*YOUR GOAL*
Can you write out, unchanged, only the items from the line with "post-line-with-megaphone: ドル円は148.00円付近から下落中 [28, 522, 588, 547]" up to and including the line with "like-button[interactable]: 103 [302, 637, 353, 661]"?

>>>>

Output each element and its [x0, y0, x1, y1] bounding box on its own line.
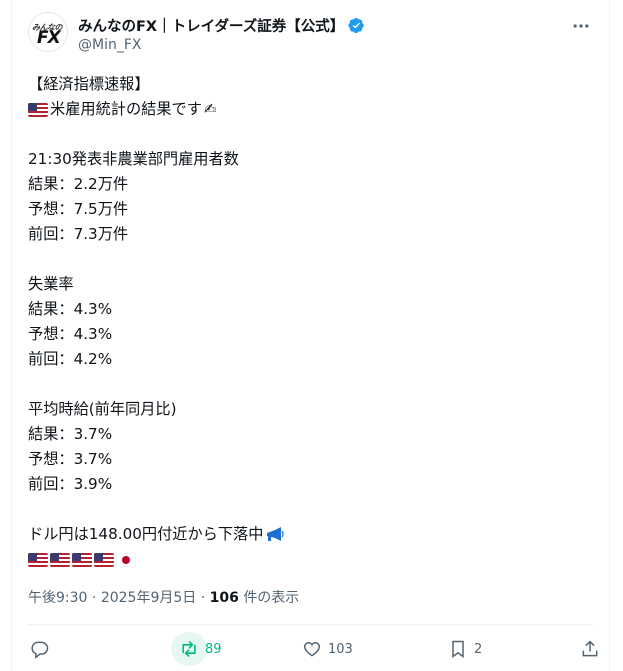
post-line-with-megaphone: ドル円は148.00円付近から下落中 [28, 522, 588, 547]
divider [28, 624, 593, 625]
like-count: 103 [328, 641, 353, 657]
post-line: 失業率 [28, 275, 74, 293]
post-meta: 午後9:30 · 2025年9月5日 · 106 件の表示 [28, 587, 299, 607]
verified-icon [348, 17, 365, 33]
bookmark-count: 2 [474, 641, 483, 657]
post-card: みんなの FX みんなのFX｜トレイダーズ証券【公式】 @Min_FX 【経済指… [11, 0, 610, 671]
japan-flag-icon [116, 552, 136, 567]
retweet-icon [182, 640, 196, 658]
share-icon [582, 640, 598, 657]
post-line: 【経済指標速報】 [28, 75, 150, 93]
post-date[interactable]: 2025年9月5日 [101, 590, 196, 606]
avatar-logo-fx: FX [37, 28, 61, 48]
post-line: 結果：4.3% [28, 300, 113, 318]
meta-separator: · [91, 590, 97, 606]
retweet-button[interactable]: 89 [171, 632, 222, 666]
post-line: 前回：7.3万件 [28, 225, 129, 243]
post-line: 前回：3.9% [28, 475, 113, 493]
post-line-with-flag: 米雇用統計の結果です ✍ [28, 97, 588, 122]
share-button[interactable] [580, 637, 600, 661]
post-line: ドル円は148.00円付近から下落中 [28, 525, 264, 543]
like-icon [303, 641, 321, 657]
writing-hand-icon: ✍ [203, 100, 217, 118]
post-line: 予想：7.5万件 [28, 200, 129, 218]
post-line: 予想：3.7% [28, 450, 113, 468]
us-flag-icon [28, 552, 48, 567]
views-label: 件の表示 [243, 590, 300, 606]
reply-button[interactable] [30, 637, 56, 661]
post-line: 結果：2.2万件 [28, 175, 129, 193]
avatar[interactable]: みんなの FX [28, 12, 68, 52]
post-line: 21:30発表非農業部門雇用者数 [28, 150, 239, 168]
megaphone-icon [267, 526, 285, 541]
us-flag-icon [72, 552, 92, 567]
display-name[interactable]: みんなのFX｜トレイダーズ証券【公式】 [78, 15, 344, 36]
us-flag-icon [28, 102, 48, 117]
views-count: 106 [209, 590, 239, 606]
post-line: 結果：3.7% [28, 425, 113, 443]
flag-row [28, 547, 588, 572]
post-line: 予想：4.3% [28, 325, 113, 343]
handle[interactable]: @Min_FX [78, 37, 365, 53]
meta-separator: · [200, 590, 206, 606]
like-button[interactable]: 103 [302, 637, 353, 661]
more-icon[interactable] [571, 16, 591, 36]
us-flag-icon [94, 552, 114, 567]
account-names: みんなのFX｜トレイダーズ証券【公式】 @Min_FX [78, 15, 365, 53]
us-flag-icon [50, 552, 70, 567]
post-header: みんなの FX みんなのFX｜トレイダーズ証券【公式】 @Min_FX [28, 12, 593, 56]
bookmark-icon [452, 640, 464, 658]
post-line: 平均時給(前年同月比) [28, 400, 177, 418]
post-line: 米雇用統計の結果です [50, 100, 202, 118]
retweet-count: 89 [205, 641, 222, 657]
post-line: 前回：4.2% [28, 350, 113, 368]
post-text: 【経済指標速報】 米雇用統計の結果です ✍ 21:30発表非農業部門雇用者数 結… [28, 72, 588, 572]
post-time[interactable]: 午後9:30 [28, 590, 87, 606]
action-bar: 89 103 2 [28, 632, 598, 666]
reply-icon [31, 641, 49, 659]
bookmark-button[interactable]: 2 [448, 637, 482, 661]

<<<<
>>>>

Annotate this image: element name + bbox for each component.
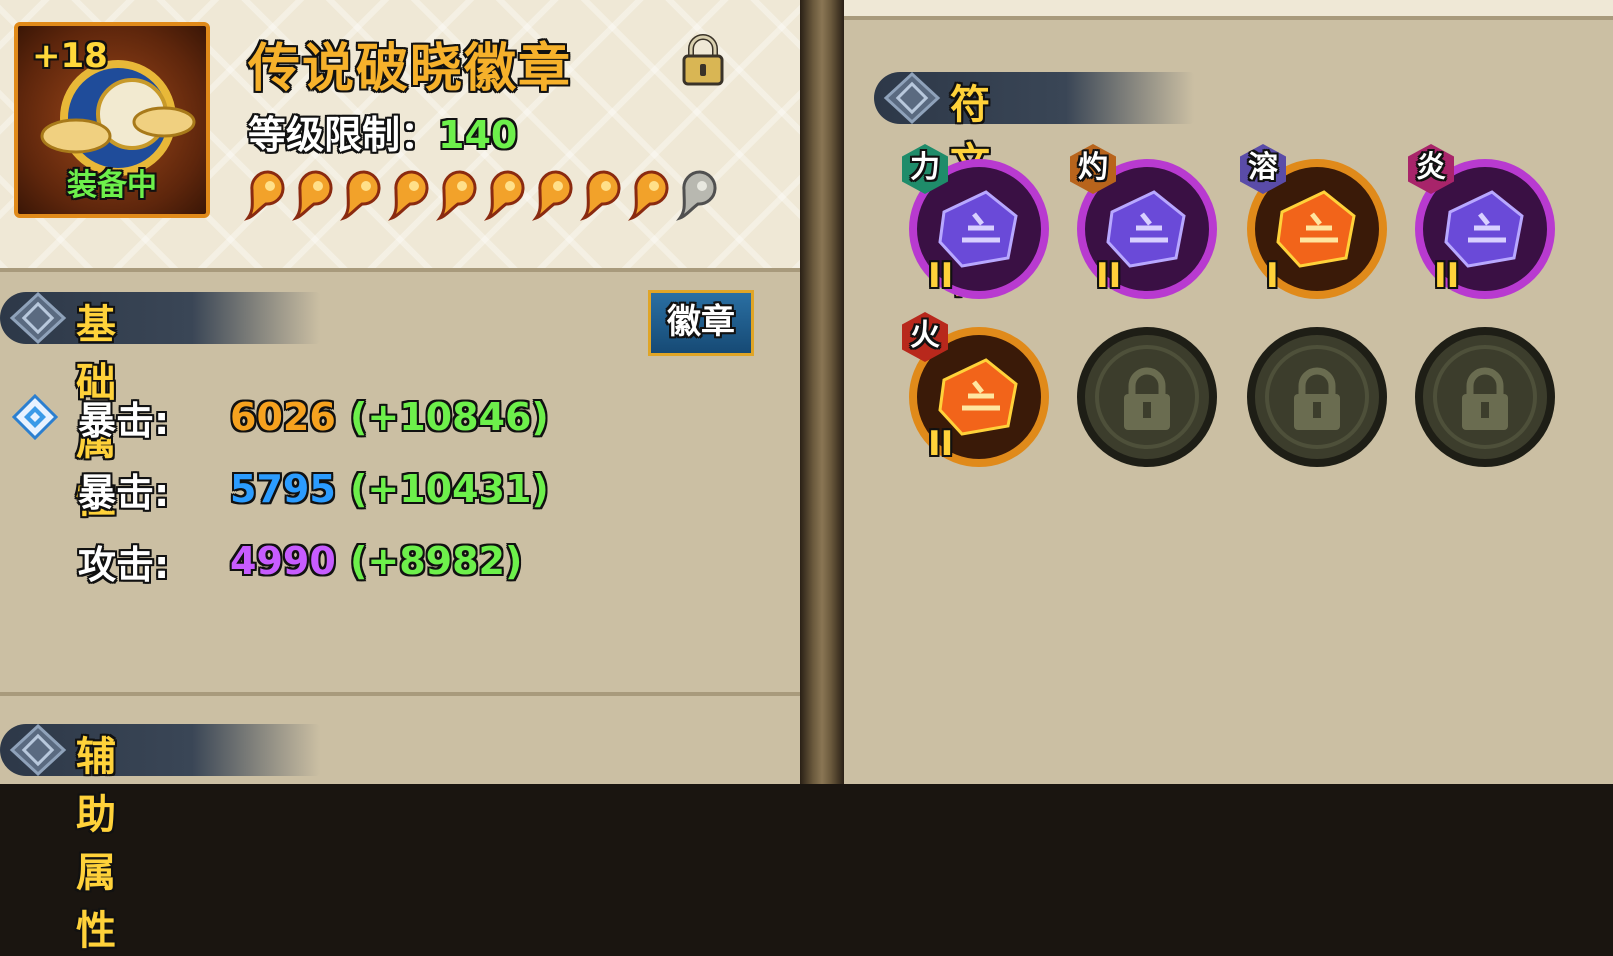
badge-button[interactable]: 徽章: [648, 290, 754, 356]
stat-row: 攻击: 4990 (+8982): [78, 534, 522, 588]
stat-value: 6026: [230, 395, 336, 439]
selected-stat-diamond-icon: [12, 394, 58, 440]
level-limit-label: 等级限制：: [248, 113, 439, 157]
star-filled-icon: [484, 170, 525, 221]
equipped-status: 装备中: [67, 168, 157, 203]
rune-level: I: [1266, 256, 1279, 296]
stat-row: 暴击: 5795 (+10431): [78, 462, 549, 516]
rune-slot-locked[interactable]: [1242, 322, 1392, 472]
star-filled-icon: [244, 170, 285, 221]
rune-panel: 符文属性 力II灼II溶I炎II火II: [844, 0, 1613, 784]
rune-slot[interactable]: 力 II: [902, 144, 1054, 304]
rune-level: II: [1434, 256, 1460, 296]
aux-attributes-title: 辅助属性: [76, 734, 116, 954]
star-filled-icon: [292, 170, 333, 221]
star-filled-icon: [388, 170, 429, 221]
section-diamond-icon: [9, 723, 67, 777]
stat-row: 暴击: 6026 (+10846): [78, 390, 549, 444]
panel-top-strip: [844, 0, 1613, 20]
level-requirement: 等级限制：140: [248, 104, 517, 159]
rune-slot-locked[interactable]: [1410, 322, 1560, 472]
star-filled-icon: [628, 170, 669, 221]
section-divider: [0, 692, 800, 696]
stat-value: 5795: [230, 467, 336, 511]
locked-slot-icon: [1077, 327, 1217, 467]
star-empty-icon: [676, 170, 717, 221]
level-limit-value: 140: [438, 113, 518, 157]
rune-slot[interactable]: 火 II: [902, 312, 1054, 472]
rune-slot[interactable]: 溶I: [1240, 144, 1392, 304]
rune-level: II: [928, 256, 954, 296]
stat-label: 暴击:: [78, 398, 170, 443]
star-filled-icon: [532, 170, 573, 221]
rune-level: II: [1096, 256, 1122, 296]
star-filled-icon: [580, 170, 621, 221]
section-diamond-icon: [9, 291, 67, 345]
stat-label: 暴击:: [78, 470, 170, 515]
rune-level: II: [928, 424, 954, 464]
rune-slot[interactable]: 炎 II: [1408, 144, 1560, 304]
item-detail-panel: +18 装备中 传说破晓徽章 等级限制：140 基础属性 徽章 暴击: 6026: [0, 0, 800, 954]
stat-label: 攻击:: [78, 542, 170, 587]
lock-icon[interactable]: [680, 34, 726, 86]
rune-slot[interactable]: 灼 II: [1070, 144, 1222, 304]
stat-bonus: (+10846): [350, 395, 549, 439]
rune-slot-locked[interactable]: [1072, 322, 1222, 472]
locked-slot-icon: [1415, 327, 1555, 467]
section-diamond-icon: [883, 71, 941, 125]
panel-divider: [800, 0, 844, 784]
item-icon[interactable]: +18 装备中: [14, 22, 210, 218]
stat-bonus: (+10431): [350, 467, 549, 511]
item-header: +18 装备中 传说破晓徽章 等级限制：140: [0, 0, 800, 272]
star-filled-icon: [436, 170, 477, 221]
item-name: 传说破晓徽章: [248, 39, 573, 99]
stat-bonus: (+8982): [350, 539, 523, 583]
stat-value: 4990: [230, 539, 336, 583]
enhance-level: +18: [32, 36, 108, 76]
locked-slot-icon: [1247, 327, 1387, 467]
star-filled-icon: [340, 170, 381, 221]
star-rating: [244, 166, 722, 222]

<<<<

*EXPECTED ANSWER*
post-line-with-megaphone: ドル円は148.00円付近から下落中 [28, 522, 588, 547]
divider [28, 624, 593, 625]
like-count: 103 [328, 641, 353, 657]
post-line: 失業率 [28, 275, 74, 293]
post-meta: 午後9:30 · 2025年9月5日 · 106 件の表示 [28, 587, 299, 607]
verified-icon [348, 17, 365, 33]
bookmark-count: 2 [474, 641, 483, 657]
post-card: みんなの FX みんなのFX｜トレイダーズ証券【公式】 @Min_FX 【経済指… [11, 0, 610, 671]
japan-flag-icon [116, 552, 136, 567]
retweet-icon [182, 640, 196, 658]
share-icon [582, 640, 598, 657]
post-line: 【経済指標速報】 [28, 75, 150, 93]
post-date[interactable]: 2025年9月5日 [101, 590, 196, 606]
avatar-logo-fx: FX [37, 28, 61, 48]
post-line: 結果：4.3% [28, 300, 113, 318]
meta-separator: · [91, 590, 97, 606]
retweet-button[interactable]: 89 [171, 632, 222, 666]
post-line: 前回：7.3万件 [28, 225, 129, 243]
post-line: 前回：3.9% [28, 475, 113, 493]
post-line-with-flag: 米雇用統計の結果です ✍ [28, 97, 588, 122]
share-button[interactable] [580, 637, 600, 661]
post-line: ドル円は148.00円付近から下落中 [28, 525, 264, 543]
like-icon [303, 641, 321, 657]
writing-hand-icon: ✍ [203, 100, 217, 118]
post-line: 予想：7.5万件 [28, 200, 129, 218]
post-line: 予想：3.7% [28, 450, 113, 468]
us-flag-icon [28, 552, 48, 567]
views-label: 件の表示 [243, 590, 300, 606]
reply-button[interactable] [30, 637, 56, 661]
post-line: 結果：2.2万件 [28, 175, 129, 193]
avatar[interactable]: みんなの FX [28, 12, 68, 52]
post-line: 21:30発表非農業部門雇用者数 [28, 150, 239, 168]
megaphone-icon [267, 526, 285, 541]
us-flag-icon [72, 552, 92, 567]
display-name[interactable]: みんなのFX｜トレイダーズ証券【公式】 [78, 15, 344, 36]
us-flag-icon [28, 102, 48, 117]
views-count: 106 [209, 590, 239, 606]
post-line: 結果：3.7% [28, 425, 113, 443]
flag-row [28, 547, 588, 572]
post-line: 予想：4.3% [28, 325, 113, 343]
handle[interactable]: @Min_FX [78, 37, 365, 53]
meta-separator: · [200, 590, 206, 606]
like-button[interactable]: 103 [302, 637, 353, 661]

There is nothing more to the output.